» THE TASK: Give only the number of lines in the data that include the string "ramach".

» SUPPLIED MATERIAL:
┌──

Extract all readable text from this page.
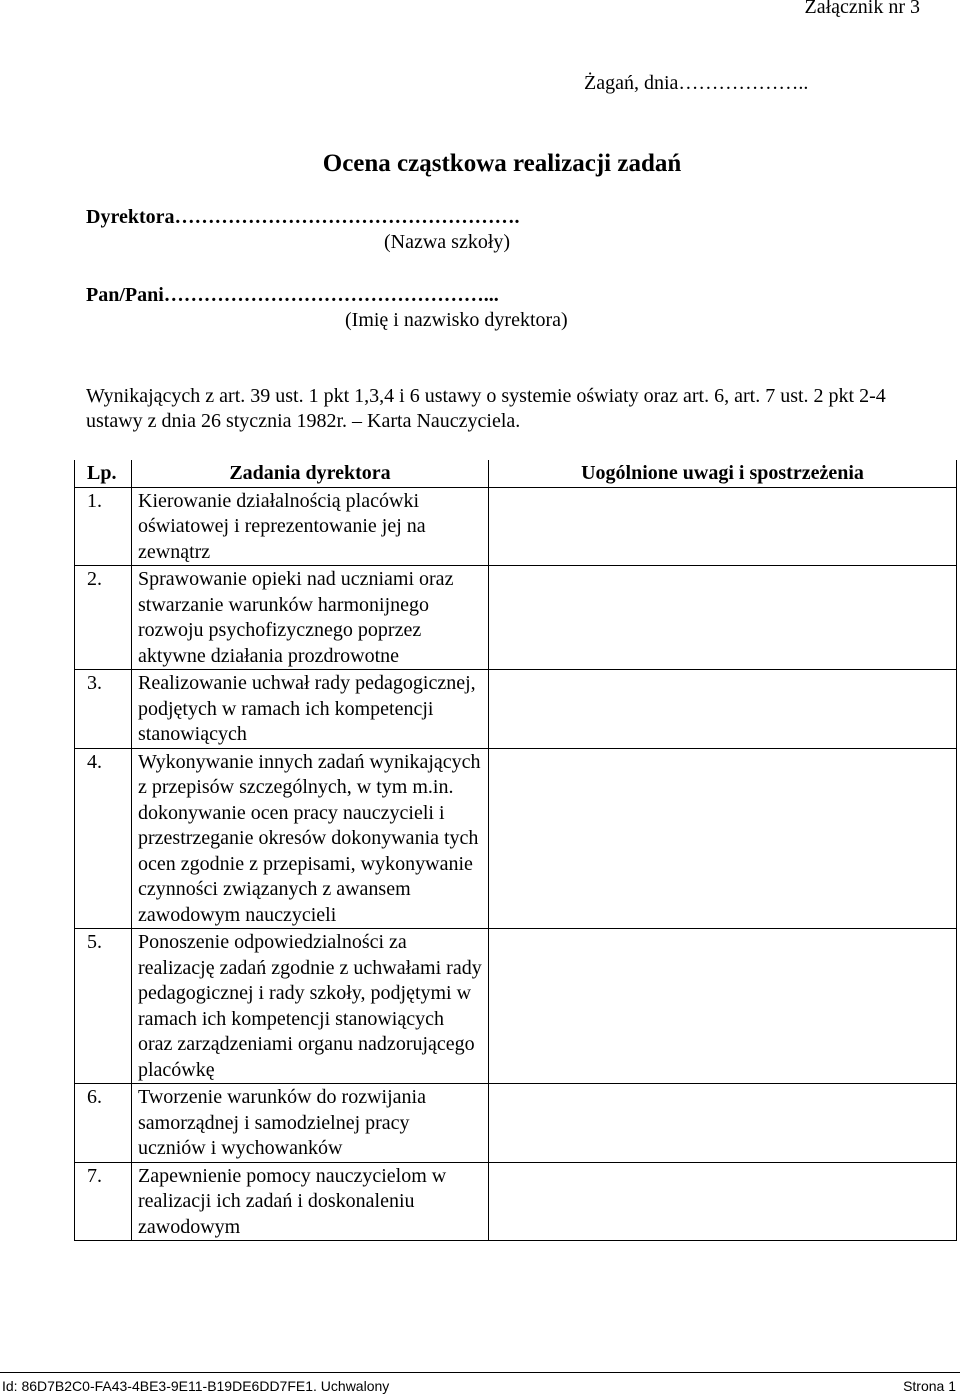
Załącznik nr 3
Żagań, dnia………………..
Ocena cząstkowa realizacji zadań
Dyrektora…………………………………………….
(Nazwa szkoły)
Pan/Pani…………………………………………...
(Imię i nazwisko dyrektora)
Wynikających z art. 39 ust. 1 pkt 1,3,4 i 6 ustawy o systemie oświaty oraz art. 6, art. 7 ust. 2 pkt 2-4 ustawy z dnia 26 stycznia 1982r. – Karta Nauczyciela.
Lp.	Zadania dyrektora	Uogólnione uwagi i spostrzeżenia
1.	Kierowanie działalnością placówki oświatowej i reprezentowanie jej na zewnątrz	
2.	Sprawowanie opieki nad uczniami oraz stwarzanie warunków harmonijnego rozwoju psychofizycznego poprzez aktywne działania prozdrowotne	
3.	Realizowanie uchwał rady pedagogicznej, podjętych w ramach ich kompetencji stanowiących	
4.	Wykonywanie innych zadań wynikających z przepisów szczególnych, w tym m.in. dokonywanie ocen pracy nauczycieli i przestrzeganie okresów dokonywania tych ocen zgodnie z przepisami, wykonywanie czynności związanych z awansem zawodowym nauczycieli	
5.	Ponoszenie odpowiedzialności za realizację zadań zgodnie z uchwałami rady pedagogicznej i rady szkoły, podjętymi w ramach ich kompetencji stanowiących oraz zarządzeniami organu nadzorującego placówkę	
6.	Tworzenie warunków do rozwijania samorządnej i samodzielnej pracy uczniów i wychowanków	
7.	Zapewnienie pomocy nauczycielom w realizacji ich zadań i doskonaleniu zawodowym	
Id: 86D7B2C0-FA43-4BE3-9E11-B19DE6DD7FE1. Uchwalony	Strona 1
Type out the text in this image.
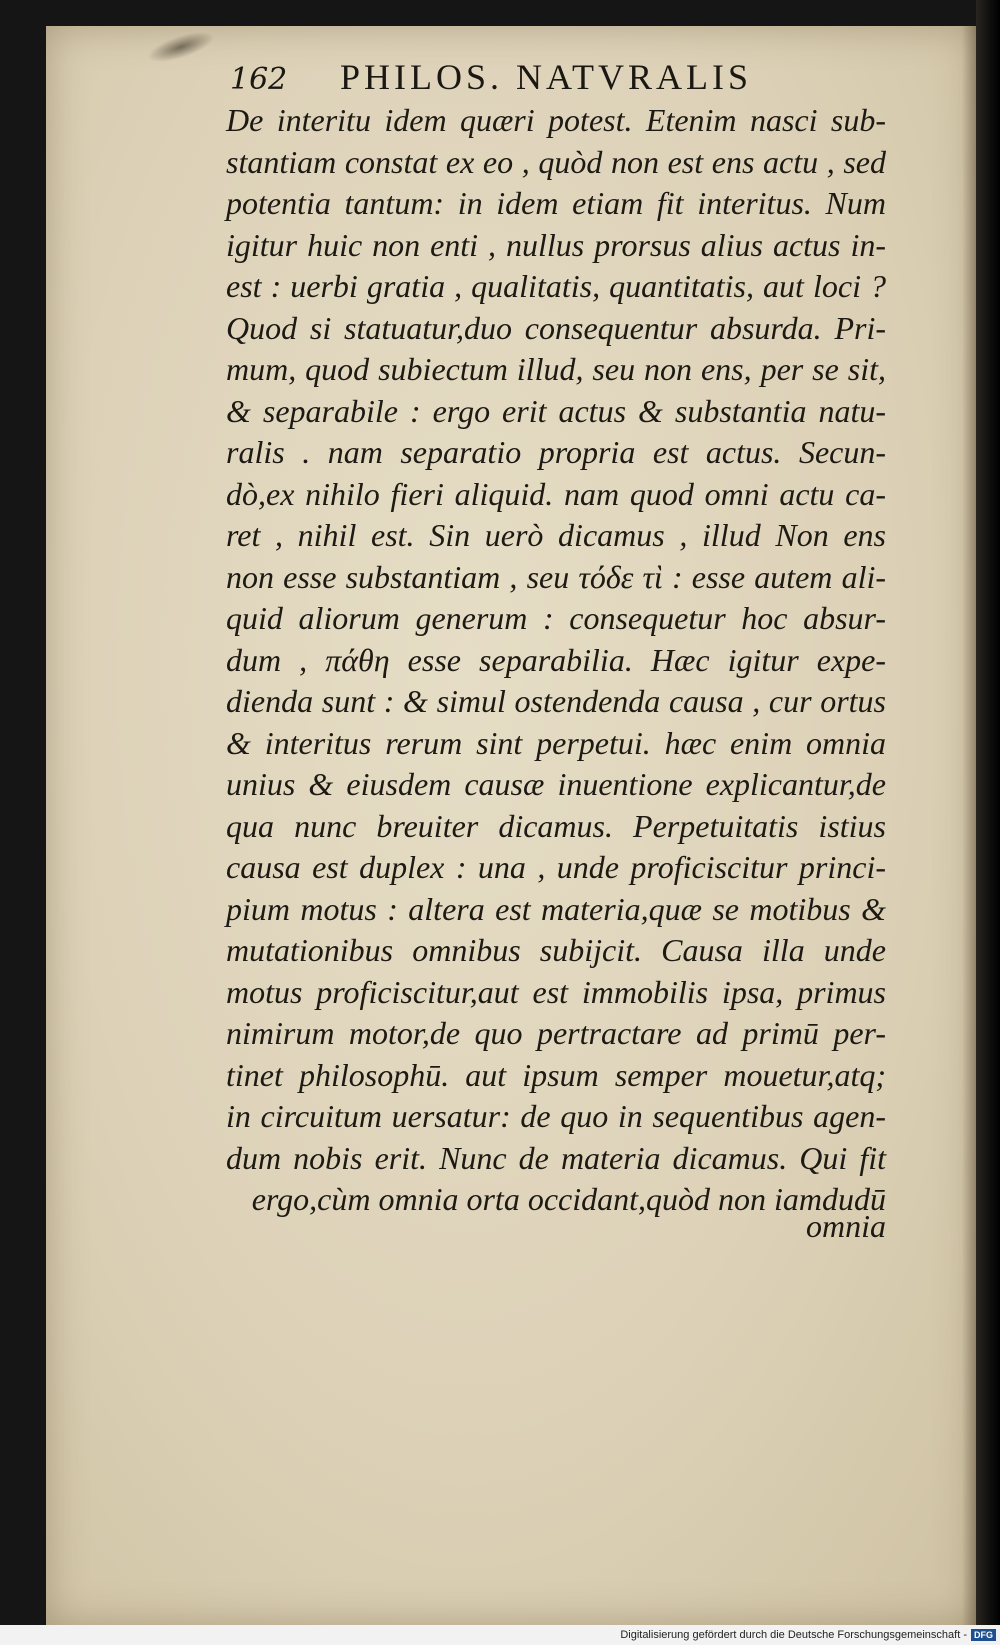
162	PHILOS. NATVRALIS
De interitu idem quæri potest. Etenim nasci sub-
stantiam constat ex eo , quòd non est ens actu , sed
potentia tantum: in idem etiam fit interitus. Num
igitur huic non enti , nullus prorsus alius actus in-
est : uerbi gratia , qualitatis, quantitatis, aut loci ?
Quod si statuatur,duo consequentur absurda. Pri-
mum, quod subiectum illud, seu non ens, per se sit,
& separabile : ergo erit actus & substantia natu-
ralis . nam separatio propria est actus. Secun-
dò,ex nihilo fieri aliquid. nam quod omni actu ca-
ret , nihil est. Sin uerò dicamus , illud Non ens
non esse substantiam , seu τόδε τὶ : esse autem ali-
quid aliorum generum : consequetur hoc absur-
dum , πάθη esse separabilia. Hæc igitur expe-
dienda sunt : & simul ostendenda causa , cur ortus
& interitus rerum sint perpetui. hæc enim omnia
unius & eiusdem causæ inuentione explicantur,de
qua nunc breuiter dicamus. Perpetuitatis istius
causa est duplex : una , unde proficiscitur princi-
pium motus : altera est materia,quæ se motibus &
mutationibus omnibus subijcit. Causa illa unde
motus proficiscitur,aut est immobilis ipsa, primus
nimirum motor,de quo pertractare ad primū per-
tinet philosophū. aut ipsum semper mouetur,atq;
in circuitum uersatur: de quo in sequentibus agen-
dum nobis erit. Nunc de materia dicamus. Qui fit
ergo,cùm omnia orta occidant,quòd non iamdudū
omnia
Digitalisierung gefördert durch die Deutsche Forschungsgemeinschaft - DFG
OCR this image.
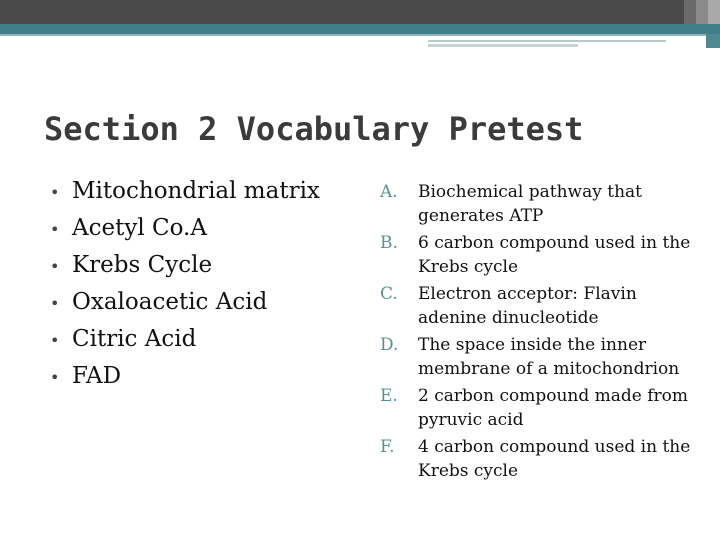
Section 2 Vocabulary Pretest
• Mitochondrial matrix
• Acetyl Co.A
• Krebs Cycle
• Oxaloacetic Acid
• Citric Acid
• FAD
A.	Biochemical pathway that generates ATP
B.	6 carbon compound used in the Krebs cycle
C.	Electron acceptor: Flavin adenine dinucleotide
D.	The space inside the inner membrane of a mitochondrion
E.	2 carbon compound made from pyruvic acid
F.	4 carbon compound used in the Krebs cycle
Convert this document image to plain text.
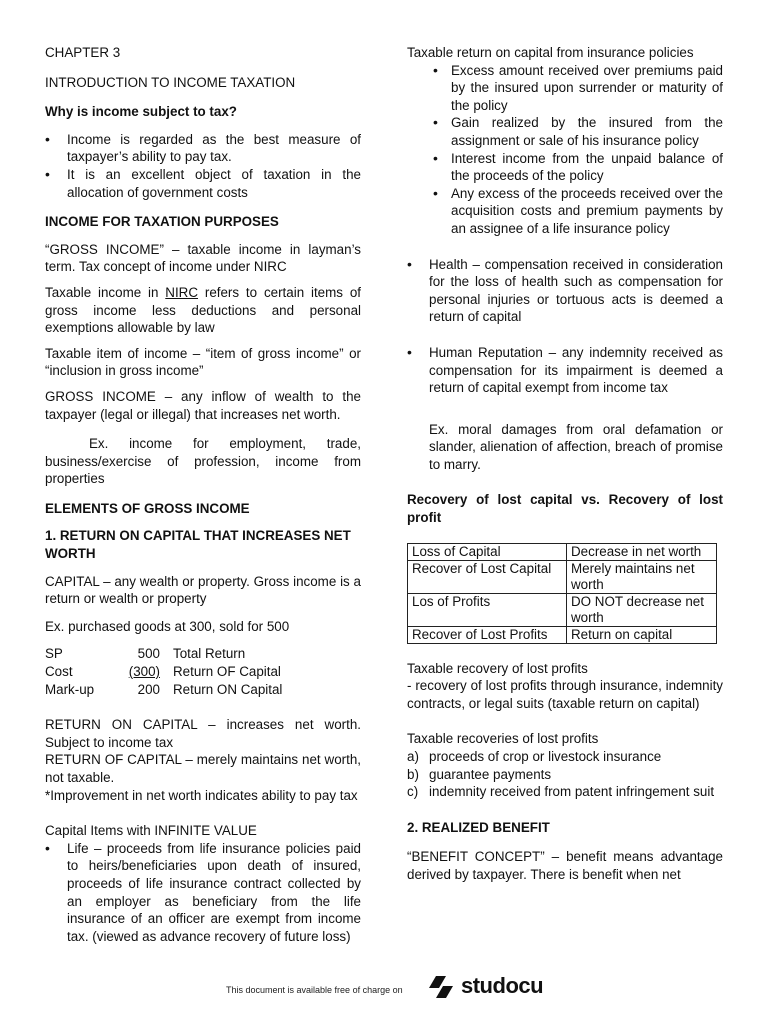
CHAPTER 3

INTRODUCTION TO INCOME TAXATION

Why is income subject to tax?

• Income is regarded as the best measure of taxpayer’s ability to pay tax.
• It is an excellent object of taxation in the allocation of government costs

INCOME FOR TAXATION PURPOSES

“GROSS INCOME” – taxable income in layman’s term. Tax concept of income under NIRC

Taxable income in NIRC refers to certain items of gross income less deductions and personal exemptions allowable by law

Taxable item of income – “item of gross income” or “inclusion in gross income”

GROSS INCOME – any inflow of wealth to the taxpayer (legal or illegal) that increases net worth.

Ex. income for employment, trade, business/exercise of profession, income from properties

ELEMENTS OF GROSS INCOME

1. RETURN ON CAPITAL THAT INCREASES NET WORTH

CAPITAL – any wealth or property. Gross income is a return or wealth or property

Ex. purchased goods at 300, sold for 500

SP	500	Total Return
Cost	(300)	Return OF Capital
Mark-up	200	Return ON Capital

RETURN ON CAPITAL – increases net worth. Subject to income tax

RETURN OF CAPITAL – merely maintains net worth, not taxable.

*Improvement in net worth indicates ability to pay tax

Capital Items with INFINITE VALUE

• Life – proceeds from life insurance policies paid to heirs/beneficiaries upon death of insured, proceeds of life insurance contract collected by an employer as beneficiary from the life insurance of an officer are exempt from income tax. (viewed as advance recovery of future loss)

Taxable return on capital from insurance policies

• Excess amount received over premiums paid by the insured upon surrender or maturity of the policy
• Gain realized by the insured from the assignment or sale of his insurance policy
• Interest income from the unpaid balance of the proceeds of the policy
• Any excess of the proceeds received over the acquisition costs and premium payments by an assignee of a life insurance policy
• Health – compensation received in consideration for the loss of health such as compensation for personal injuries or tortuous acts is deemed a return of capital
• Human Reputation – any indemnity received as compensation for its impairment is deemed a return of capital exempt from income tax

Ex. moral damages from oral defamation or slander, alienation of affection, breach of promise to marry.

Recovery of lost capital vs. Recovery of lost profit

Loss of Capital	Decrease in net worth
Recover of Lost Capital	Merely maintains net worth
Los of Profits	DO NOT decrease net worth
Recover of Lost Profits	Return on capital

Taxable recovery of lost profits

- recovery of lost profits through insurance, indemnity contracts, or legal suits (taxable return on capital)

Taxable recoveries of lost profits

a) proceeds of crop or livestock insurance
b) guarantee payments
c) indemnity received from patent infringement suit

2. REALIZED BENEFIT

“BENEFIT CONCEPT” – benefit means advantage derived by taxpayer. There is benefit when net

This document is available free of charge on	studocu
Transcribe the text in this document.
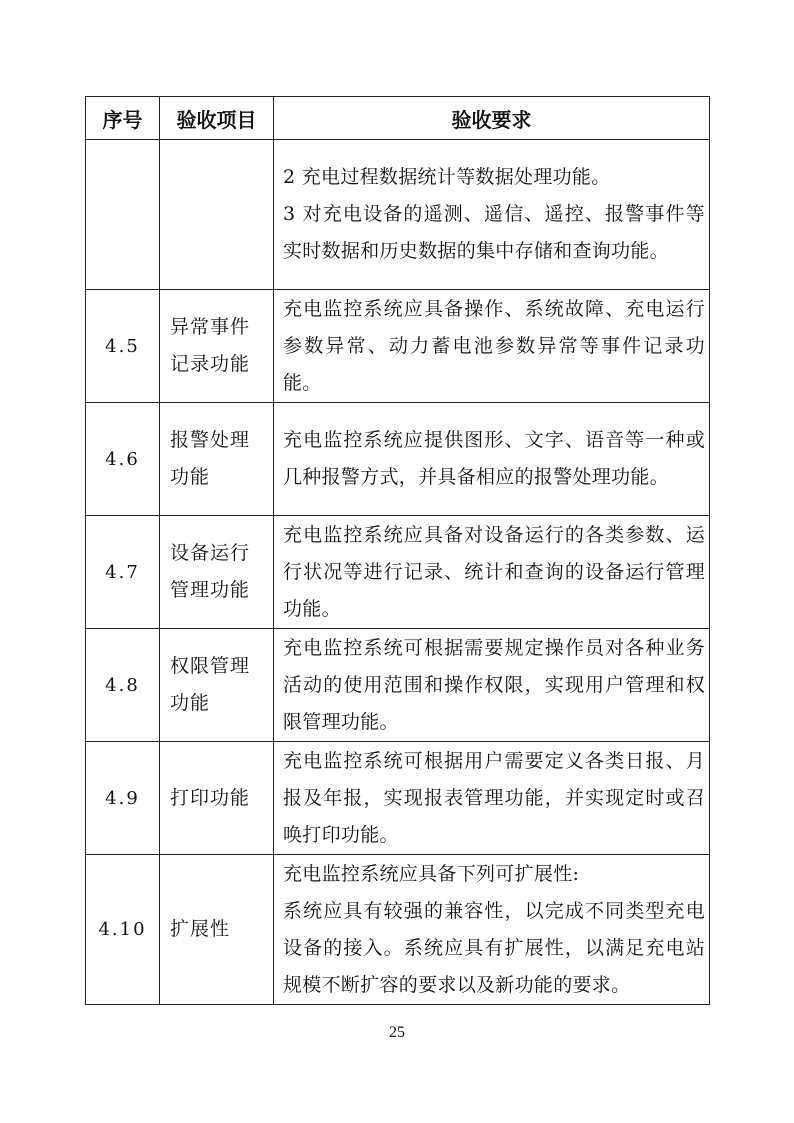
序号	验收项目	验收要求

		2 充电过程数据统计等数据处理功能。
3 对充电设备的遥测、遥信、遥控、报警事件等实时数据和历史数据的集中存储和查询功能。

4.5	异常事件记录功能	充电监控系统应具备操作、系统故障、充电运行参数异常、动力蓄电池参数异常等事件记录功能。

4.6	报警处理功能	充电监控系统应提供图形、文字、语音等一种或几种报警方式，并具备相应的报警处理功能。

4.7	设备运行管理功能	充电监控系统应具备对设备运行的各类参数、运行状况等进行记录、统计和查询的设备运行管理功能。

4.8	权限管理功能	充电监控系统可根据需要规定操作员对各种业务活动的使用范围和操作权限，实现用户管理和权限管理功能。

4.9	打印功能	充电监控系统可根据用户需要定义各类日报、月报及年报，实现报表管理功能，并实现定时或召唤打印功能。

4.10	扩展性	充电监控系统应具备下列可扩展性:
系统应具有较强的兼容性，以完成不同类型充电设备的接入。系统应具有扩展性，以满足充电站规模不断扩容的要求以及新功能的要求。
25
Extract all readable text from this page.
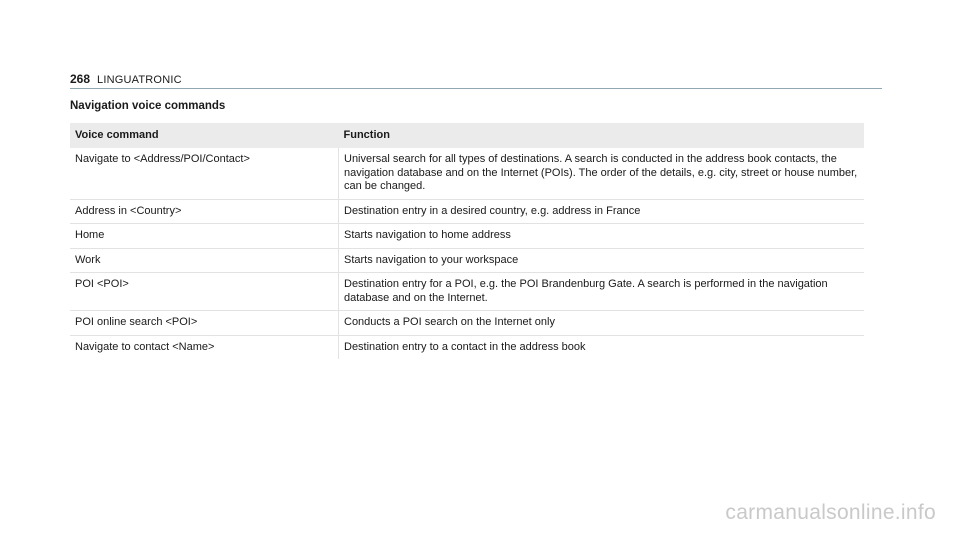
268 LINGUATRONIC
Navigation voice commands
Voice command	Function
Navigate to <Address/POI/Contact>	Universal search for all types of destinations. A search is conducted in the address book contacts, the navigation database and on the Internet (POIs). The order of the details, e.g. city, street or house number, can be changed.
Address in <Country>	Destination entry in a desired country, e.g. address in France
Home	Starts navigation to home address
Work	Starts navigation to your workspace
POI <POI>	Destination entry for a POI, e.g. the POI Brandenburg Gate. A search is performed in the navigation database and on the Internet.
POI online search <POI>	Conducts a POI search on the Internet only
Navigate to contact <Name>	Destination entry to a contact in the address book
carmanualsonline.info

└──

» WRITTEN ANSWER: 2